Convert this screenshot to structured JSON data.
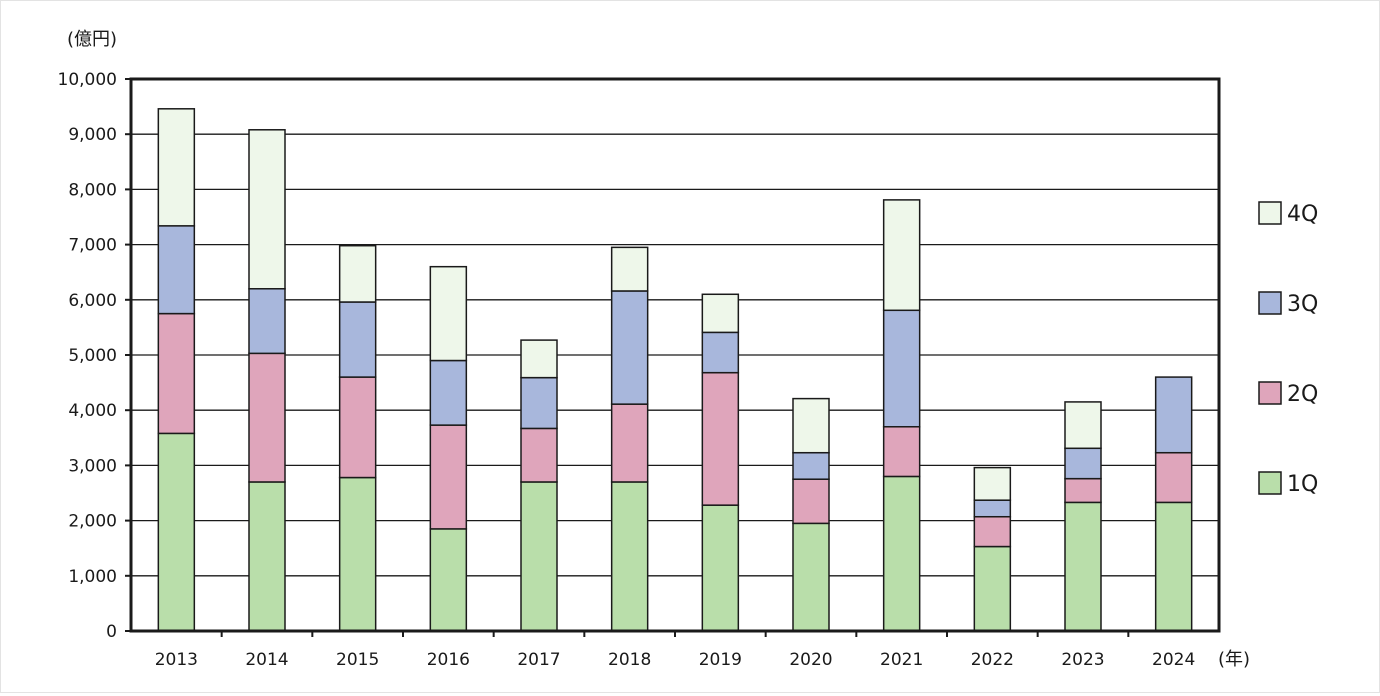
{
  "chart_data": {
    "type": "bar",
    "stacked": true,
    "title": "",
    "unit_label": "(億円)",
    "xlabel": "(年)",
    "ylabel": "",
    "ylim": [
      0,
      10000
    ],
    "yticks": [
      0,
      1000,
      2000,
      3000,
      4000,
      5000,
      6000,
      7000,
      8000,
      9000,
      10000
    ],
    "ytick_labels": [
      "0",
      "1,000",
      "2,000",
      "3,000",
      "4,000",
      "5,000",
      "6,000",
      "7,000",
      "8,000",
      "9,000",
      "10,000"
    ],
    "grid": true,
    "legend_position": "right",
    "categories": [
      "2013",
      "2014",
      "2015",
      "2016",
      "2017",
      "2018",
      "2019",
      "2020",
      "2021",
      "2022",
      "2023",
      "2024"
    ],
    "series": [
      {
        "name": "1Q",
        "color": "#b9deaa",
        "values": [
          3580,
          2700,
          2780,
          1850,
          2700,
          2700,
          2280,
          1950,
          2800,
          1530,
          2330,
          2330
        ]
      },
      {
        "name": "2Q",
        "color": "#dfa5bb",
        "values": [
          2170,
          2330,
          1820,
          1880,
          970,
          1410,
          2400,
          800,
          900,
          540,
          430,
          900
        ]
      },
      {
        "name": "3Q",
        "color": "#a8b7dc",
        "values": [
          1590,
          1170,
          1360,
          1170,
          920,
          2050,
          730,
          480,
          2110,
          300,
          550,
          1370
        ]
      },
      {
        "name": "4Q",
        "color": "#eef7ea",
        "values": [
          2120,
          2880,
          1020,
          1700,
          680,
          790,
          690,
          980,
          2000,
          590,
          840,
          0
        ]
      }
    ],
    "legend_order": [
      "4Q",
      "3Q",
      "2Q",
      "1Q"
    ]
  }
}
•••
* **Work to be completed**
Copy every line above word for word and exclude the pictures.

* **Output**
Convert this screenshot to structured JSON data.
{
  "chart_data": {
    "type": "bar",
    "stacked": true,
    "title": "",
    "unit_label": "(億円)",
    "xlabel": "(年)",
    "ylabel": "",
    "ylim": [
      0,
      10000
    ],
    "yticks": [
      0,
      1000,
      2000,
      3000,
      4000,
      5000,
      6000,
      7000,
      8000,
      9000,
      10000
    ],
    "ytick_labels": [
      "0",
      "1,000",
      "2,000",
      "3,000",
      "4,000",
      "5,000",
      "6,000",
      "7,000",
      "8,000",
      "9,000",
      "10,000"
    ],
    "grid": true,
    "legend_position": "right",
    "categories": [
      "2013",
      "2014",
      "2015",
      "2016",
      "2017",
      "2018",
      "2019",
      "2020",
      "2021",
      "2022",
      "2023",
      "2024"
    ],
    "series": [
      {
        "name": "1Q",
        "color": "#b9deaa",
        "values": [
          3580,
          2700,
          2780,
          1850,
          2700,
          2700,
          2280,
          1950,
          2800,
          1530,
          2330,
          2330
        ]
      },
      {
        "name": "2Q",
        "color": "#dfa5bb",
        "values": [
          2170,
          2330,
          1820,
          1880,
          970,
          1410,
          2400,
          800,
          900,
          540,
          430,
          900
        ]
      },
      {
        "name": "3Q",
        "color": "#a8b7dc",
        "values": [
          1590,
          1170,
          1360,
          1170,
          920,
          2050,
          730,
          480,
          2110,
          300,
          550,
          1370
        ]
      },
      {
        "name": "4Q",
        "color": "#eef7ea",
        "values": [
          2120,
          2880,
          1020,
          1700,
          680,
          790,
          690,
          980,
          2000,
          590,
          840,
          0
        ]
      }
    ],
    "legend_order": [
      "4Q",
      "3Q",
      "2Q",
      "1Q"
    ]
  }
}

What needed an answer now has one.